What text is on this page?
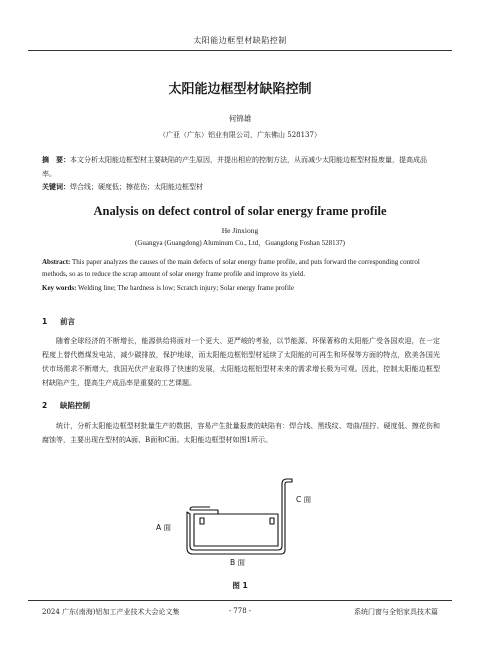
太阳能边框型材缺陷控制
太阳能边框型材缺陷控制
何锦雄
（广亚（广东）铝业有限公司，广东佛山 528137）
摘　要：本文分析太阳能边框型材主要缺陷的产生原因，并提出相应的控制方法，从而减少太阳能边框型材报废量，提高成品率。
关键词：焊合线；硬度低；擦花伤；太阳能边框型材
Analysis on defect control of solar energy frame profile
He Jinxiong
(Guangya (Guangdong) Aluminum Co., Ltd，Guangdong Foshan 528137)
Abstract: This paper analyzes the causes of the main defects of solar energy frame profile, and puts forward the corresponding control methods, so as to reduce the scrap amount of solar energy frame profile and improve its yield.
Key words: Welding line; The hardness is low; Scratch injury; Solar energy frame profile
1 前言
随着全球经济的不断增长，能源供给将面对一个更大、更严峻的考验，以节能源、环保著称的太阳能广受各国欢迎，在一定程度上替代燃煤发电站，减少碳排放，保护地球，而太阳能边框铝型材延续了太阳能的可再生和环保等方面的特点，欧美各国光伏市场需求不断增大，我国光伏产业取得了快速的发展，太阳能边框铝型材未来的需求增长极为可观。因此，控制太阳能边框型材缺陷产生，提高生产成品率是重要的工艺课题。
2 缺陷控制
统计，分析太阳能边框型材批量生产的数据，容易产生批量报废的缺陷有：焊合线、黑线纹、弯曲/扭拧、硬度低、擦花伤和腐蚀等，主要出现在型材的A面、B面和C面。太阳能边框型材如图1所示。
A 面
B 面
C 面
图 1
2024 广东(南海)铝加工产业技术大会论文集	- 778 -	系统门窗与全铝家具技术篇
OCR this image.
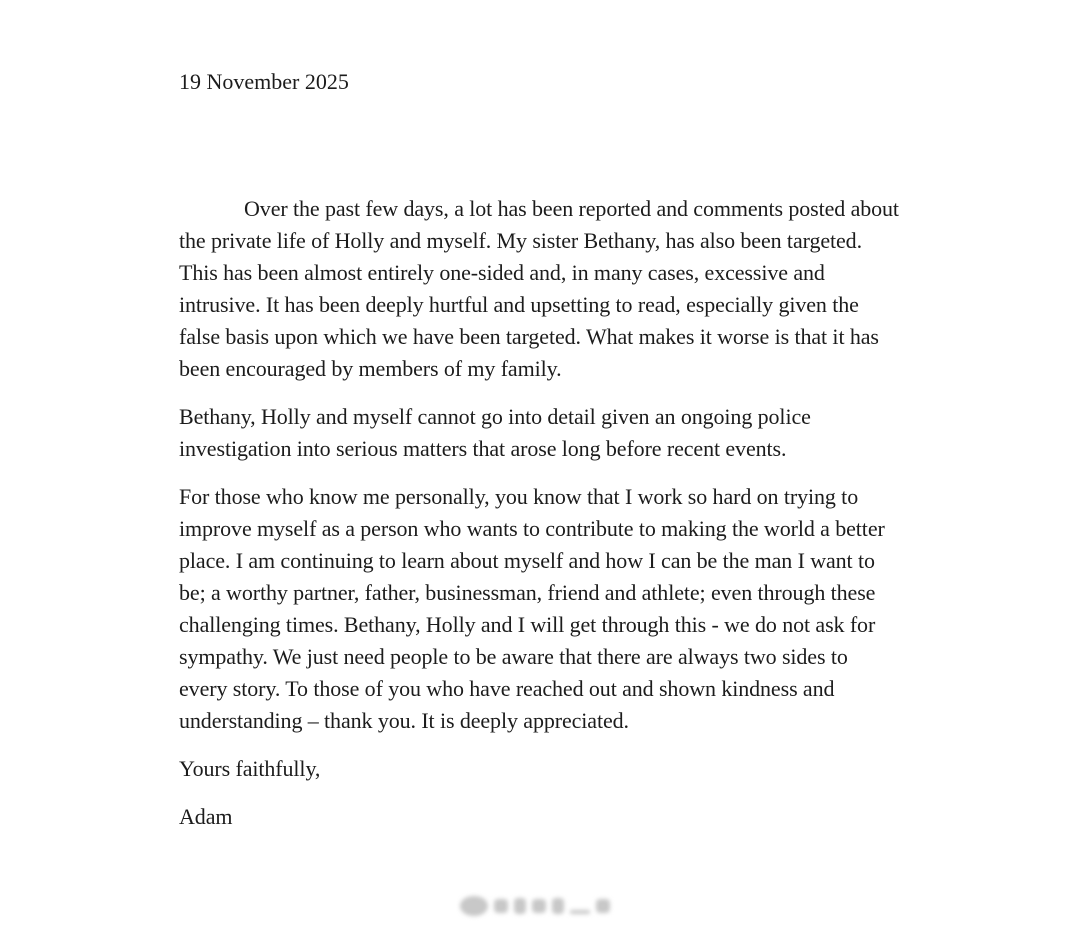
19 November 2025

Over the past few days, a lot has been reported and comments posted about the private life of Holly and myself. My sister Bethany, has also been targeted. This has been almost entirely one-sided and, in many cases, excessive and intrusive. It has been deeply hurtful and upsetting to read, especially given the false basis upon which we have been targeted. What makes it worse is that it has been encouraged by members of my family.

Bethany, Holly and myself cannot go into detail given an ongoing police investigation into serious matters that arose long before recent events.

For those who know me personally, you know that I work so hard on trying to improve myself as a person who wants to contribute to making the world a better place. I am continuing to learn about myself and how I can be the man I want to be; a worthy partner, father, businessman, friend and athlete; even through these challenging times. Bethany, Holly and I will get through this - we do not ask for sympathy. We just need people to be aware that there are always two sides to every story. To those of you who have reached out and shown kindness and understanding – thank you. It is deeply appreciated.

Yours faithfully,

Adam
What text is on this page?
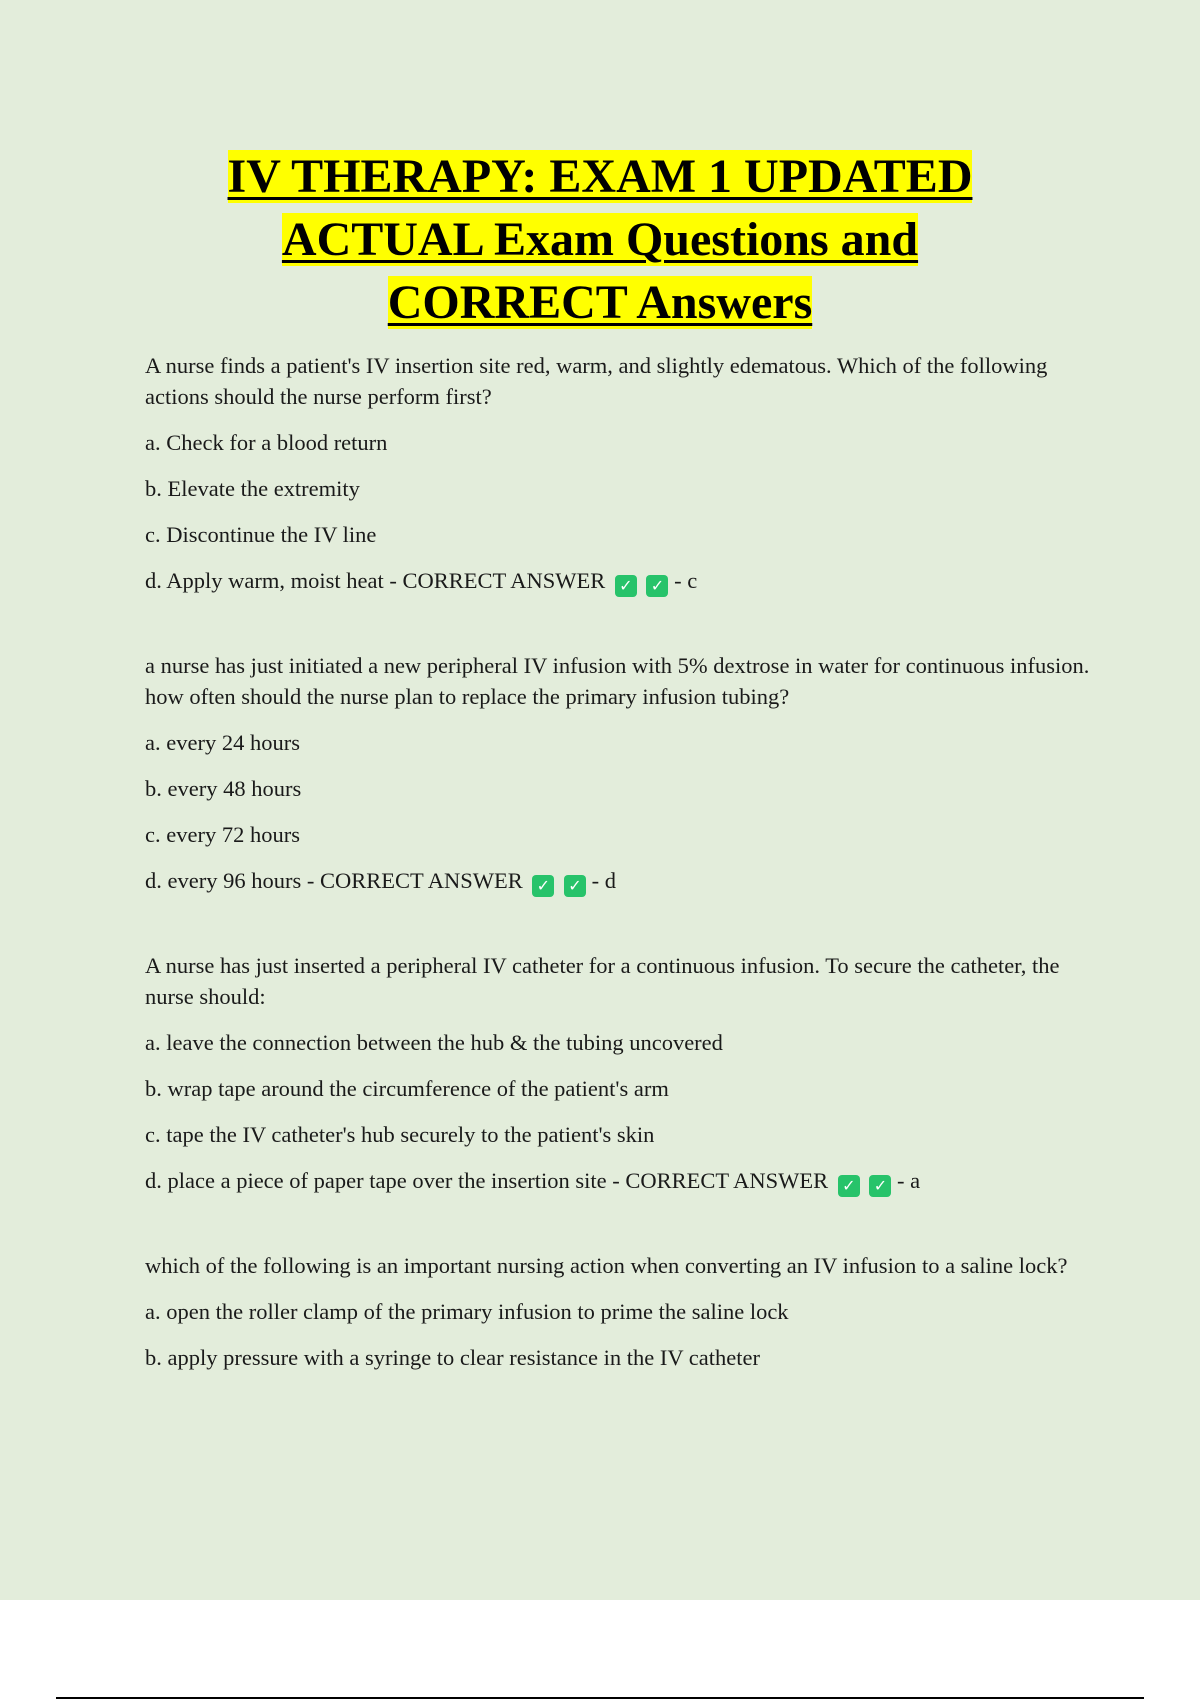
IV THERAPY: EXAM 1 UPDATED
ACTUAL Exam Questions and
CORRECT Answers

A nurse finds a patient's IV insertion site red, warm, and slightly edematous. Which of the following actions should the nurse perform first?

a. Check for a blood return

b. Elevate the extremity

c. Discontinue the IV line

d. Apply warm, moist heat - CORRECT ANSWER ✓ ✓ - c

a nurse has just initiated a new peripheral IV infusion with 5% dextrose in water for continuous infusion. how often should the nurse plan to replace the primary infusion tubing?

a. every 24 hours

b. every 48 hours

c. every 72 hours

d. every 96 hours - CORRECT ANSWER ✓ ✓ - d

A nurse has just inserted a peripheral IV catheter for a continuous infusion. To secure the catheter, the nurse should:

a. leave the connection between the hub & the tubing uncovered

b. wrap tape around the circumference of the patient's arm

c. tape the IV catheter's hub securely to the patient's skin

d. place a piece of paper tape over the insertion site - CORRECT ANSWER ✓ ✓ - a

which of the following is an important nursing action when converting an IV infusion to a saline lock?

a. open the roller clamp of the primary infusion to prime the saline lock

b. apply pressure with a syringe to clear resistance in the IV catheter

## [TASK DESCRIPTION]
Copy out every line of the listing that includes the string "lock".

## [OUTPUT OF THE TASK]
which of the following is an important nursing action when converting an IV infusion to a saline lock?
a. open the roller clamp of the primary infusion to prime the saline lock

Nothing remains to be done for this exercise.